Short task. In the material below, copy the stretch from the line containing "thumbs-up-icon: [504, 173, 518, 187]" through the line containing "action-separator: [291, 170, 292, 188]", both included, without changing anything.

Extracted entries.

══════════

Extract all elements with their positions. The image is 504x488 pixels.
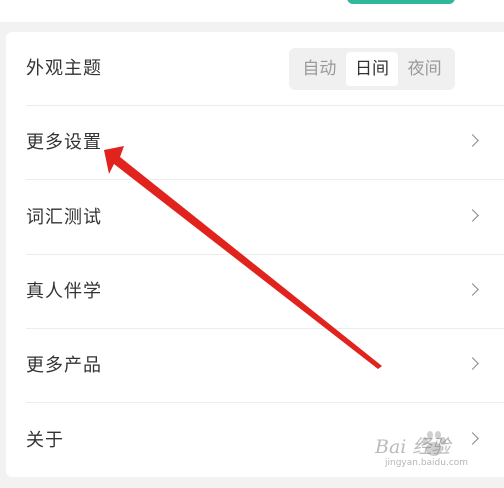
theme-option-night[interactable]: 夜间 <box>398 52 451 86</box>
theme-option-day[interactable]: 日间 <box>345 52 399 86</box>
about-label: 关于 <box>26 430 64 451</box>
bottom-strip <box>0 478 504 488</box>
watermark: Bai 经验 jingyan.baidu.com <box>375 430 499 474</box>
live-tutor-label: 真人伴学 <box>26 281 102 302</box>
top-strip <box>0 0 504 22</box>
chevron-right-icon <box>466 283 479 296</box>
theme-option-auto[interactable]: 自动 <box>293 52 346 86</box>
theme-label: 外观主题 <box>26 58 102 79</box>
vocab-test-row[interactable]: 词汇测试 <box>6 181 504 255</box>
baidu-paw-icon <box>422 431 446 456</box>
more-products-row[interactable]: 更多产品 <box>6 329 504 403</box>
settings-card: 外观主题 自动 日间 夜间 更多设置 词汇测试 真人伴学 更多产品 关于 <box>6 32 504 477</box>
theme-segmented-control: 自动 日间 夜间 <box>289 48 455 90</box>
live-tutor-row[interactable]: 真人伴学 <box>6 255 504 329</box>
chevron-right-icon <box>466 134 479 147</box>
theme-row: 外观主题 自动 日间 夜间 <box>6 32 504 106</box>
watermark-url: jingyan.baidu.com <box>385 458 469 468</box>
more-products-label: 更多产品 <box>26 355 102 376</box>
row-divider <box>26 402 504 403</box>
chevron-right-icon <box>466 357 479 370</box>
vocab-test-label: 词汇测试 <box>26 207 102 228</box>
more-settings-row[interactable]: 更多设置 <box>6 106 504 180</box>
row-divider <box>26 179 504 180</box>
chevron-right-icon <box>466 209 479 222</box>
top-accent-button[interactable] <box>347 0 455 4</box>
more-settings-label: 更多设置 <box>26 132 102 153</box>
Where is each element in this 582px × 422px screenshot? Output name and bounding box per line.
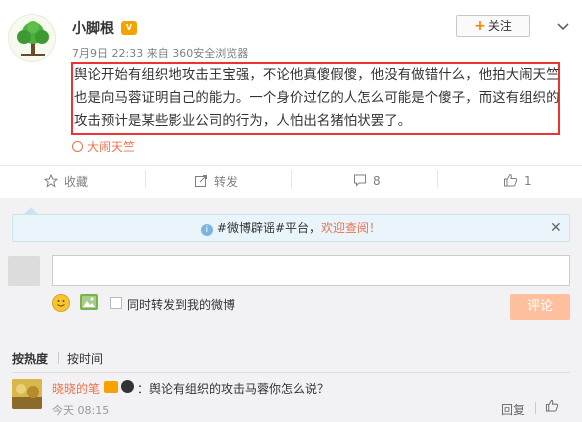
thumbs-up-icon: [504, 173, 518, 187]
repost-icon: [195, 175, 207, 187]
close-icon[interactable]: ✕: [550, 220, 562, 236]
location-pin-icon: [72, 141, 83, 152]
action-separator: [437, 170, 438, 188]
comment-button[interactable]: 8: [353, 173, 381, 188]
comment-action-separator: [535, 402, 536, 414]
notice-prefix: #微博辟谣#平台，: [216, 221, 322, 235]
emoji-icon[interactable]: [52, 294, 70, 312]
reply-button[interactable]: 回复: [501, 401, 525, 418]
location-link[interactable]: 大闹天竺: [72, 138, 135, 155]
commenter-avatar[interactable]: [12, 379, 42, 409]
post-username[interactable]: 小脚根: [72, 18, 114, 38]
thumbs-up-icon: [545, 399, 559, 412]
action-separator: [145, 170, 146, 188]
repost-button[interactable]: 转发: [194, 173, 238, 190]
like-count: 1: [524, 174, 532, 188]
follow-button[interactable]: + 关注: [456, 15, 530, 37]
commenter-name[interactable]: 晓晓的笔: [52, 380, 100, 397]
notice-link[interactable]: 欢迎查阅！: [321, 221, 381, 235]
favorite-label: 收藏: [64, 175, 89, 189]
comment-list-divider: [12, 372, 570, 373]
comment-input[interactable]: [52, 255, 570, 286]
submit-comment-button[interactable]: 评论: [510, 294, 570, 320]
avatar[interactable]: [8, 14, 56, 62]
action-separator: [291, 170, 292, 188]
chevron-down-icon[interactable]: [553, 16, 573, 36]
current-user-avatar[interactable]: [8, 256, 40, 286]
vip-badge-icon[interactable]: [104, 381, 118, 393]
repost-checkbox-label[interactable]: 同时转发到我的微博: [127, 296, 235, 313]
comment-count: 8: [373, 174, 381, 188]
location-label: 大闹天竺: [87, 140, 136, 154]
post-source: 来自 360安全浏览器: [146, 47, 249, 60]
vip-badge-icon[interactable]: V: [121, 21, 137, 35]
post-content: 舆论开始有组织地攻击王宝强，不论他真傻假傻，他没有做错什么，他拍大闹天竺也是向马…: [74, 68, 560, 129]
member-badge-icon[interactable]: [121, 380, 134, 393]
comment-text: ：舆论有组织的攻击马蓉你怎么说？: [137, 382, 330, 396]
follow-label: 关注: [487, 19, 512, 33]
sort-by-hot-tab[interactable]: 按热度: [12, 350, 48, 367]
comment-time: 今天 08:15: [52, 404, 110, 417]
image-upload-icon[interactable]: [80, 294, 98, 310]
repost-label: 转发: [214, 175, 239, 189]
repost-checkbox[interactable]: [110, 297, 122, 309]
notice-arrow: [24, 207, 38, 214]
info-icon: i: [200, 224, 213, 236]
post-meta: 7月9日 22:33 来自 360安全浏览器: [72, 45, 248, 61]
post-time[interactable]: 7月9日 22:33: [72, 47, 143, 60]
comment-icon: [354, 174, 366, 187]
tree-logo-icon: [17, 21, 49, 56]
like-button[interactable]: 1: [503, 173, 532, 188]
favorite-button[interactable]: 收藏: [43, 173, 89, 190]
star-icon: [43, 173, 59, 188]
comment-like-button[interactable]: [545, 399, 559, 415]
sort-separator: [58, 352, 59, 364]
sort-by-time-tab[interactable]: 按时间: [67, 350, 103, 367]
rumor-notice[interactable]: i #微博辟谣#平台，欢迎查阅！: [12, 214, 570, 242]
plus-icon: +: [474, 18, 486, 34]
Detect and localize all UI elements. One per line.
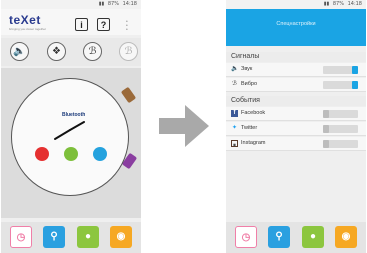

══════════

Final result.
thumbs-up-icon: [504, 173, 518, 187]
repost-icon: [195, 175, 207, 187]
close-icon[interactable]: ✕: [550, 220, 562, 236]
location-pin-icon: [72, 141, 83, 152]
action-separator: [437, 170, 438, 188]
comment-button[interactable]: 8: [353, 173, 381, 188]
comment-action-separator: [535, 402, 536, 414]
notice-prefix: #微博辟谣#平台，: [216, 221, 322, 235]
emoji-icon[interactable]: [52, 294, 70, 312]
reply-button[interactable]: 回复: [501, 401, 525, 418]
location-link[interactable]: 大闹天竺: [72, 138, 135, 155]
commenter-avatar[interactable]: [12, 379, 42, 409]
post-username[interactable]: 小脚根: [72, 18, 114, 38]
thumbs-up-icon: [545, 399, 559, 412]
action-separator: [145, 170, 146, 188]
repost-button[interactable]: 转发: [194, 173, 238, 190]
like-count: 1: [524, 174, 532, 188]
follow-button[interactable]: + 关注: [456, 15, 530, 37]
commenter-name[interactable]: 晓晓的笔: [52, 380, 100, 397]
notice-link[interactable]: 欢迎查阅！: [321, 221, 381, 235]
favorite-label: 收藏: [64, 175, 89, 189]
comment-list-divider: [12, 372, 570, 373]
comment-input[interactable]: [52, 255, 570, 286]
submit-comment-button[interactable]: 评论: [510, 294, 570, 320]
avatar[interactable]: [8, 14, 56, 62]
action-separator: [291, 170, 292, 188]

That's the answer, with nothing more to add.